Identify each line containing the word "Jobs" and copy it.

§ **GIVEN DATA**
┌────────

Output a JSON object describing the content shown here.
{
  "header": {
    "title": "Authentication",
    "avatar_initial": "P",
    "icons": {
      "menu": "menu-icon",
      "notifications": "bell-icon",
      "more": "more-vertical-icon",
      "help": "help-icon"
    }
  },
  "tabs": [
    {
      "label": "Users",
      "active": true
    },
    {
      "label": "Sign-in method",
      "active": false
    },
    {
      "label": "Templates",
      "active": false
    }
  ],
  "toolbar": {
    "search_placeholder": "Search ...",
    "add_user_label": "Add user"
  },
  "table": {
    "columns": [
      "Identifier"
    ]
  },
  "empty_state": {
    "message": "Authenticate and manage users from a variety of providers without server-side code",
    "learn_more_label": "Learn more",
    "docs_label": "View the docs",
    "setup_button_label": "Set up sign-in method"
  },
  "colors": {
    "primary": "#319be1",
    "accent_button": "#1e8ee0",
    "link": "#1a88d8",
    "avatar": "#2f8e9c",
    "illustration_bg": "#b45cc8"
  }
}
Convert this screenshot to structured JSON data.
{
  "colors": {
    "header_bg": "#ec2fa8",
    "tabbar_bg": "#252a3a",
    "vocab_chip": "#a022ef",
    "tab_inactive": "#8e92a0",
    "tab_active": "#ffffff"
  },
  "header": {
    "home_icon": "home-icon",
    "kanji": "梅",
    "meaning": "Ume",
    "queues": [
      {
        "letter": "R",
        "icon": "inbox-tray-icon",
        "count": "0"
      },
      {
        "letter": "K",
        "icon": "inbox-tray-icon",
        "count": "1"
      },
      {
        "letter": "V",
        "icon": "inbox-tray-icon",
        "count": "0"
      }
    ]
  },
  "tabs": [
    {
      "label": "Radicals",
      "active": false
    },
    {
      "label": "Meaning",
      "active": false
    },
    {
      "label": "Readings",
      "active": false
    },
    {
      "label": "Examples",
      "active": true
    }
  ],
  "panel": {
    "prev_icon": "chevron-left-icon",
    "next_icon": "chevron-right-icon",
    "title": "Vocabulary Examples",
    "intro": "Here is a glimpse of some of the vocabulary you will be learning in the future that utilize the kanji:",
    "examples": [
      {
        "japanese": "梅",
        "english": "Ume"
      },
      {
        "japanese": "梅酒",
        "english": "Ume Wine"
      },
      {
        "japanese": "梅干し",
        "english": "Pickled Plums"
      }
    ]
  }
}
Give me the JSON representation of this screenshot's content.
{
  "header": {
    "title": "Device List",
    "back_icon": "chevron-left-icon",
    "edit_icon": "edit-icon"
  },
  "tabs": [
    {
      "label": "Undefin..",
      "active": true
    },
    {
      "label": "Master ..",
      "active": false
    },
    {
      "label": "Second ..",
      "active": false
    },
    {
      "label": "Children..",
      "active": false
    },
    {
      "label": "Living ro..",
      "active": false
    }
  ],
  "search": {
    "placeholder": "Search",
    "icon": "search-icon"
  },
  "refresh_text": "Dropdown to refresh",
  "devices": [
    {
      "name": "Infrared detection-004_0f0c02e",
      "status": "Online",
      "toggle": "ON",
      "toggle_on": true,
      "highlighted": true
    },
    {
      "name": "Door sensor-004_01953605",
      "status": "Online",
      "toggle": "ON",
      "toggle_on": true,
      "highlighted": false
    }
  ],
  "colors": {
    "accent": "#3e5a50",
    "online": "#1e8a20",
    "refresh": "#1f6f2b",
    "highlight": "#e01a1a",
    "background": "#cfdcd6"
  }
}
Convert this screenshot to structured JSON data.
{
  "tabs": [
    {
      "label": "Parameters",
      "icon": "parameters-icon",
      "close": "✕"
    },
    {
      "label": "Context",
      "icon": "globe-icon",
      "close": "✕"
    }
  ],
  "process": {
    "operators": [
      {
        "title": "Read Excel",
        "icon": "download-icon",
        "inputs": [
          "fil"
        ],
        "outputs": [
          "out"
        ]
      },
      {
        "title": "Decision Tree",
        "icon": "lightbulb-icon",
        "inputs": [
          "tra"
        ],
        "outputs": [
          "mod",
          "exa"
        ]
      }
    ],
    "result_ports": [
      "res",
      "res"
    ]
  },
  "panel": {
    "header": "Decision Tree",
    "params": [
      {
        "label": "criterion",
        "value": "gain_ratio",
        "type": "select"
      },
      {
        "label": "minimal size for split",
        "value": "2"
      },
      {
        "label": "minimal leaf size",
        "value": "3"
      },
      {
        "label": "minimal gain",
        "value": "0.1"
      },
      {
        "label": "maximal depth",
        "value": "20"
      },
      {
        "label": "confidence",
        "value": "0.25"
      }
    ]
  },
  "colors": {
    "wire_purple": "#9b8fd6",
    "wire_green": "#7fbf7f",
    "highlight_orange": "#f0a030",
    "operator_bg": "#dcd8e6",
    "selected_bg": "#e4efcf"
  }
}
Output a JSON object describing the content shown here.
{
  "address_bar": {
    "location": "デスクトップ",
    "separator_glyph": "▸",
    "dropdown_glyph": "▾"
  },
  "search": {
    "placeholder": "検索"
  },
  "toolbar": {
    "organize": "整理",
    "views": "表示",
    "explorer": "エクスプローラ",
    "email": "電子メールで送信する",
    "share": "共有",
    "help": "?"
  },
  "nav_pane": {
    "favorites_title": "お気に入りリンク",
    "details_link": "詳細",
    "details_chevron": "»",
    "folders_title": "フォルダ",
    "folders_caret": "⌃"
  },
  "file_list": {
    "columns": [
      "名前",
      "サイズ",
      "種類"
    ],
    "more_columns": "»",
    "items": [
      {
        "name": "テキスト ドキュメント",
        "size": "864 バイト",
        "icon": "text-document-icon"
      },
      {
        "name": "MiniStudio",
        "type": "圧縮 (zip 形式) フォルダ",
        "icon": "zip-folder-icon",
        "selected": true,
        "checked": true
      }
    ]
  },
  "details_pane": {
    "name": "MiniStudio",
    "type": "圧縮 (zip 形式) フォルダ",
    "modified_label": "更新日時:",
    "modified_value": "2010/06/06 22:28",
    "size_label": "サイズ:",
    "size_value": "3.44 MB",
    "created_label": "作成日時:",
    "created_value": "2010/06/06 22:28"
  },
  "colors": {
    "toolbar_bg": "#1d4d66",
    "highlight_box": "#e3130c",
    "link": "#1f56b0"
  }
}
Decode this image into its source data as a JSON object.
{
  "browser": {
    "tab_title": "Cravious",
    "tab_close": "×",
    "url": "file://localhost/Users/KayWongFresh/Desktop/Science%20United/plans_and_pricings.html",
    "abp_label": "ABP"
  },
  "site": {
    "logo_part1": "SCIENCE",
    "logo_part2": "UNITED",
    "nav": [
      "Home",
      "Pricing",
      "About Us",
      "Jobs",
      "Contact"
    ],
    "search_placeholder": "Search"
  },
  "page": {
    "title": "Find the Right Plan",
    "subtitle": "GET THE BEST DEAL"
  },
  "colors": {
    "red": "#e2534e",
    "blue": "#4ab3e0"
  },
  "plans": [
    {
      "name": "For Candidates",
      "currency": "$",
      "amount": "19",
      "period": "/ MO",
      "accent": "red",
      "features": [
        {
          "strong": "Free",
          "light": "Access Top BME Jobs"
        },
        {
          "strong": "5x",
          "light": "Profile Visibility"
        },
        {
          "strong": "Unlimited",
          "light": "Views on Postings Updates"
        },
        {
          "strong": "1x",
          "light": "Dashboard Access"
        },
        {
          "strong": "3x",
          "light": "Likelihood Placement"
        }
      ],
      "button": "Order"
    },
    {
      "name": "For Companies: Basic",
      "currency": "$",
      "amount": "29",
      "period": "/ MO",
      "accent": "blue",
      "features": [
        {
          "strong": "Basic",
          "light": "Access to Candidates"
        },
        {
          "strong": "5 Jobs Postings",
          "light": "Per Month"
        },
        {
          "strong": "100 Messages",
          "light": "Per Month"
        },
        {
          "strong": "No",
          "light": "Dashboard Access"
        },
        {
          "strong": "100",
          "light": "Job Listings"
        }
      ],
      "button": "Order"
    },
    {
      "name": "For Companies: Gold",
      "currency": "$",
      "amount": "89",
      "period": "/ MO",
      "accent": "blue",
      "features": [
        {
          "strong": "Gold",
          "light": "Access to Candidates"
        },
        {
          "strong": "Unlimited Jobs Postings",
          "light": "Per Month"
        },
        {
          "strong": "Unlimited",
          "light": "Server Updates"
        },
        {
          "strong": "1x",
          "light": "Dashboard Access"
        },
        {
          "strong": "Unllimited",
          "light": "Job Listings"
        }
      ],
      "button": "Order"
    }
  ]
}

└────────

§ **FINISHED TASK**
      "Jobs",
          "light": "Access Top BME Jobs"
          "strong": "5 Jobs Postings",
          "strong": "Unlimited Jobs Postings",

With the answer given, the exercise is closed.